Every entry must be given again exactly as it is written.

◇ ◇ ◇ ◇

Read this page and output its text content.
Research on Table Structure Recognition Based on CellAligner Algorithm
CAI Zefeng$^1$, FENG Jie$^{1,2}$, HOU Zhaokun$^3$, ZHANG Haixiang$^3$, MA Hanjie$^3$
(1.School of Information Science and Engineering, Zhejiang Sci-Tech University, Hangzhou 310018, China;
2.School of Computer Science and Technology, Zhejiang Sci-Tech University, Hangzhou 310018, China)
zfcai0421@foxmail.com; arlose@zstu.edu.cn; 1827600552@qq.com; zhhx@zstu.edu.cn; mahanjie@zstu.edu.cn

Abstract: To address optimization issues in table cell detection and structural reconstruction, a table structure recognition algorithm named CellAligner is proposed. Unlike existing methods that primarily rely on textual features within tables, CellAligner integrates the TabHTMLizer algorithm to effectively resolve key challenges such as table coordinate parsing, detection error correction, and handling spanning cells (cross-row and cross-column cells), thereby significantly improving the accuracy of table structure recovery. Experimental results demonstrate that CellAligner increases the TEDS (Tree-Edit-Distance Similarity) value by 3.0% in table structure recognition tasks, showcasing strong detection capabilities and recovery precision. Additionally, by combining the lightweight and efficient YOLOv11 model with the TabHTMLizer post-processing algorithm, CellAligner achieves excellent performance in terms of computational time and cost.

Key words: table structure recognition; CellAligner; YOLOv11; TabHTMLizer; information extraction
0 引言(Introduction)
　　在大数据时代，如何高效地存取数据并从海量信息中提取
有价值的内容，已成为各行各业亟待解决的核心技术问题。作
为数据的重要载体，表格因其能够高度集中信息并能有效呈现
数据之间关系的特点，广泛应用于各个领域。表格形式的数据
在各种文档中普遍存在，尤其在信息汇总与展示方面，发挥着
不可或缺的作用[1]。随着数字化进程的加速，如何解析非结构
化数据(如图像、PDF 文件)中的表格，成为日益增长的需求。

◇ ◇ ◇ ◇

*Output for this task*
Read this page and output its text content.
Research on Table Structure Recognition Based on CellAligner Algorithm
CAI Zefeng$^1$, FENG Jie$^{1,2}$, HOU Zhaokun$^3$, ZHANG Haixiang$^3$, MA Hanjie$^3$
(1.School of Information Science and Engineering, Zhejiang Sci-Tech University, Hangzhou 310018, China;
2.School of Computer Science and Technology, Zhejiang Sci-Tech University, Hangzhou 310018, China)
zfcai0421@foxmail.com; arlose@zstu.edu.cn; 1827600552@qq.com; zhhx@zstu.edu.cn; mahanjie@zstu.edu.cn

Abstract: To address optimization issues in table cell detection and structural reconstruction, a table structure recognition algorithm named CellAligner is proposed. Unlike existing methods that primarily rely on textual features within tables, CellAligner integrates the TabHTMLizer algorithm to effectively resolve key challenges such as table coordinate parsing, detection error correction, and handling spanning cells (cross-row and cross-column cells), thereby significantly improving the accuracy of table structure recovery. Experimental results demonstrate that CellAligner increases the TEDS (Tree-Edit-Distance Similarity) value by 3.0% in table structure recognition tasks, showcasing strong detection capabilities and recovery precision. Additionally, by combining the lightweight and efficient YOLOv11 model with the TabHTMLizer post-processing algorithm, CellAligner achieves excellent performance in terms of computational time and cost.

Key words: table structure recognition; CellAligner; YOLOv11; TabHTMLizer; information extraction
0 引言(Introduction)
　　在大数据时代，如何高效地存取数据并从海量信息中提取
有价值的内容，已成为各行各业亟待解决的核心技术问题。作
为数据的重要载体，表格因其能够高度集中信息并能有效呈现
数据之间关系的特点，广泛应用于各个领域。表格形式的数据
在各种文档中普遍存在，尤其在信息汇总与展示方面，发挥着
不可或缺的作用[1]。随着数字化进程的加速，如何解析非结构
化数据(如图像、PDF 文件)中的表格，成为日益增长的需求。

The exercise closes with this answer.